■ **Description of the task**:
Identify all lines of the data containing the string "Before" and copy them.

■ **Material shown**:

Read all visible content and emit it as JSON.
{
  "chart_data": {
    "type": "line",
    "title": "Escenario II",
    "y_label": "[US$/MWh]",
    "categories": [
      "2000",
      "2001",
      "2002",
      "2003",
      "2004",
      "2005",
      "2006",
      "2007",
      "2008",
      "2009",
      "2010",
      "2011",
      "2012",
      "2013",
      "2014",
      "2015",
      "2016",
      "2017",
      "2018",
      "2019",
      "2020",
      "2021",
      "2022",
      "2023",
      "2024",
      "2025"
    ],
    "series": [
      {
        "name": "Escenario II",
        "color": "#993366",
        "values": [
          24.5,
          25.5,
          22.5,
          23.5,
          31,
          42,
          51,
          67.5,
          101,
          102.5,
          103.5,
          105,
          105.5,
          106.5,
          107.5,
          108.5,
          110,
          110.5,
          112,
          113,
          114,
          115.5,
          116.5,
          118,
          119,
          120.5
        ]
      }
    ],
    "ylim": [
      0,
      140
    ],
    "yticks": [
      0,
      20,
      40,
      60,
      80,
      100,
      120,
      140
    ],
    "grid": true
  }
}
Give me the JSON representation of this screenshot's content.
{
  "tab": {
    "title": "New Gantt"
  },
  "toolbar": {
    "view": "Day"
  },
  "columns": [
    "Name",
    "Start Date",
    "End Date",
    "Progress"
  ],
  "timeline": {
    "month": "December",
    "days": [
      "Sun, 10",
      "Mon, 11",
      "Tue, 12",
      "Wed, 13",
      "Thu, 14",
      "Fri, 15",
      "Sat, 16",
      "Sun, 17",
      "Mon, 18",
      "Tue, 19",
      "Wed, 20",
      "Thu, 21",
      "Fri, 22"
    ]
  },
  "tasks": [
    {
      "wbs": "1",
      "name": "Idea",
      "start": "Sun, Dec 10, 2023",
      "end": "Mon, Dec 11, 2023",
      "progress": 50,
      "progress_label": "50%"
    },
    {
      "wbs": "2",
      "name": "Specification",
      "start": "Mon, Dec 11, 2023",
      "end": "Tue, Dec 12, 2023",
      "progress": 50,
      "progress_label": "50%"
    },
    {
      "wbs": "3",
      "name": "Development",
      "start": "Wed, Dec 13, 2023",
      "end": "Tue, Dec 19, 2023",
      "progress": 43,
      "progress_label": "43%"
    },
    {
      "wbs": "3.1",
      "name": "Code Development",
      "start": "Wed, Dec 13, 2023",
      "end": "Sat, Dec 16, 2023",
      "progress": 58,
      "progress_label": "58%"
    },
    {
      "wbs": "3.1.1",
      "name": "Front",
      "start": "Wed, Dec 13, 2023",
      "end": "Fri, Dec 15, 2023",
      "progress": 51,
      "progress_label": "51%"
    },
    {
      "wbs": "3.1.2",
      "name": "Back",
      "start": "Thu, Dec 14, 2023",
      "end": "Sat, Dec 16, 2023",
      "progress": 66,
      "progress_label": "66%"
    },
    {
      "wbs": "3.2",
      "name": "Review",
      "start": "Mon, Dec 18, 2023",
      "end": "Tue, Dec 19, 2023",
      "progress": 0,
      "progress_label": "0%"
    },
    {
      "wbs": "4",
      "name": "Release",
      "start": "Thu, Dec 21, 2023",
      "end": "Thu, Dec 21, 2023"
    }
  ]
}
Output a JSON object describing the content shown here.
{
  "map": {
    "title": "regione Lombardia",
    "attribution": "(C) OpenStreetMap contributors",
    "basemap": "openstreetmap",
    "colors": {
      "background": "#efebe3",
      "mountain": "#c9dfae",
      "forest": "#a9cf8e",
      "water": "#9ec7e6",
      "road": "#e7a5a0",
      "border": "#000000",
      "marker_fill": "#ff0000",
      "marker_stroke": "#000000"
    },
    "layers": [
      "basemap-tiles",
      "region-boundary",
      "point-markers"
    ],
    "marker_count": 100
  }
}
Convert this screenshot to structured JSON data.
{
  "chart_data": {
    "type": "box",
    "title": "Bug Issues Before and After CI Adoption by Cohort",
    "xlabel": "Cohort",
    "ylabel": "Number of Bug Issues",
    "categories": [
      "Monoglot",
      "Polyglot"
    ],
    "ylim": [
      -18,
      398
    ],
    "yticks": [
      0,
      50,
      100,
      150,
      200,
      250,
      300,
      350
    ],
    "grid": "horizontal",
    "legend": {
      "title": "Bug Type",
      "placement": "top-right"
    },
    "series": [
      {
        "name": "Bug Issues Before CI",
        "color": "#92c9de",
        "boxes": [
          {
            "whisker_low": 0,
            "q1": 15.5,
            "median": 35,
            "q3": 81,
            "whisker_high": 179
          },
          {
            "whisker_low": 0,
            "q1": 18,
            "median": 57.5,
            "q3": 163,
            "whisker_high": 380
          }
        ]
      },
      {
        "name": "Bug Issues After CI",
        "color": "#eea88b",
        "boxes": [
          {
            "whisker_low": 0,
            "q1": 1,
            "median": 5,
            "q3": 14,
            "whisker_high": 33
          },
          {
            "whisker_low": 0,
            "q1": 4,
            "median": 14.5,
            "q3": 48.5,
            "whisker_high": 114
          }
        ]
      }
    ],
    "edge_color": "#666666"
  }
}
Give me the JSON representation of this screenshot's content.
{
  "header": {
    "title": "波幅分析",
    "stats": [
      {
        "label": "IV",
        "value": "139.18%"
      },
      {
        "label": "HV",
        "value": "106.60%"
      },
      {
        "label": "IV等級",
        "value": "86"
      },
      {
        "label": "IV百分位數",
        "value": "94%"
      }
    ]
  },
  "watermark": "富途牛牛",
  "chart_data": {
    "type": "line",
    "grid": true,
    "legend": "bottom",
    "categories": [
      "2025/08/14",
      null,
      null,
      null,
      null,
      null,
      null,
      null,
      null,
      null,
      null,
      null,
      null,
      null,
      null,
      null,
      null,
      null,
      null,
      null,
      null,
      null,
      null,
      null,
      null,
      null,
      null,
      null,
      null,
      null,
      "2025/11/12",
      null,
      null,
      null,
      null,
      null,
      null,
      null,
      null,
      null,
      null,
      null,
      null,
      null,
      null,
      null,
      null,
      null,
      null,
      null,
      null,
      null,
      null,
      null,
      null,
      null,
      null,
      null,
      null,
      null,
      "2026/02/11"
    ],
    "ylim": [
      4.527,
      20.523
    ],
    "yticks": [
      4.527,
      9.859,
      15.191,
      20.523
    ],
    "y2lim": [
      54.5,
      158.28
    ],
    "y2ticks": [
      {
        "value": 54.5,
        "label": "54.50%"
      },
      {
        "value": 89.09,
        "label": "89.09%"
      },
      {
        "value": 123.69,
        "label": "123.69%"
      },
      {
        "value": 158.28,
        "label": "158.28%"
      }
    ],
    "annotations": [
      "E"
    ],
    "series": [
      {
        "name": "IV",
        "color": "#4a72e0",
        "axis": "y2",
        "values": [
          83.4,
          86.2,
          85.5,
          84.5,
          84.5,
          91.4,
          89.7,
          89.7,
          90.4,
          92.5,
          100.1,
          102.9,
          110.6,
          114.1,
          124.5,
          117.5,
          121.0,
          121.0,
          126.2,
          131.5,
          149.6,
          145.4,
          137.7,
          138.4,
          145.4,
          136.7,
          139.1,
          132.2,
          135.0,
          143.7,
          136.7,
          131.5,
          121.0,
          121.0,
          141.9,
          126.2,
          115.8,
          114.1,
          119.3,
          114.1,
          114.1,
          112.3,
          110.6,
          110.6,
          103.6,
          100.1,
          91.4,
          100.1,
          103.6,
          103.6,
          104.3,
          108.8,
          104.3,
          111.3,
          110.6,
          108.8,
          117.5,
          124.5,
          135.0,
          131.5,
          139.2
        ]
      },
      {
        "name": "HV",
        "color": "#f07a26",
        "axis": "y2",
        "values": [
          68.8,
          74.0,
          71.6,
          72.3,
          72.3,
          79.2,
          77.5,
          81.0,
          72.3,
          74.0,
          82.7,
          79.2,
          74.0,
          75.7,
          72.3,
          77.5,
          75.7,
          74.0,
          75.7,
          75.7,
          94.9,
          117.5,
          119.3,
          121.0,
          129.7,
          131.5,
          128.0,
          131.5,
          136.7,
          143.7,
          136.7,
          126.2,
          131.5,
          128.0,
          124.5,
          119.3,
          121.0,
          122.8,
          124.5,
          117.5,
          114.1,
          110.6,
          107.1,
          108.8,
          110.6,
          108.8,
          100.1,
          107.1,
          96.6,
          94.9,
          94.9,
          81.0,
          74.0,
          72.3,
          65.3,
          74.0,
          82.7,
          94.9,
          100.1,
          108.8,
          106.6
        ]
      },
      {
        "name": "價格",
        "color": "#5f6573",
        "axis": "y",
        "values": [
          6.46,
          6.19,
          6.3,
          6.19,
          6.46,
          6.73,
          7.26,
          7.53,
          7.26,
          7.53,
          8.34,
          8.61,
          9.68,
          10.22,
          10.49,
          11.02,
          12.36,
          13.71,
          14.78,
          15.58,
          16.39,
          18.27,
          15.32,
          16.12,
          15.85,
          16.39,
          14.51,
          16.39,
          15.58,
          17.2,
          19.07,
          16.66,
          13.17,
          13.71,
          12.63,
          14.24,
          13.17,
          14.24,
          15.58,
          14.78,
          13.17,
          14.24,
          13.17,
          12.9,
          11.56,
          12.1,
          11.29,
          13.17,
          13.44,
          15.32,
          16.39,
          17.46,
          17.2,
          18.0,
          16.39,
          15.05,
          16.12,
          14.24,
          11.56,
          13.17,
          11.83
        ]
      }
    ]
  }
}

■ **Exercise output**:
    "title": "Bug Issues Before and After CI Adoption by Cohort",
        "name": "Bug Issues Before CI",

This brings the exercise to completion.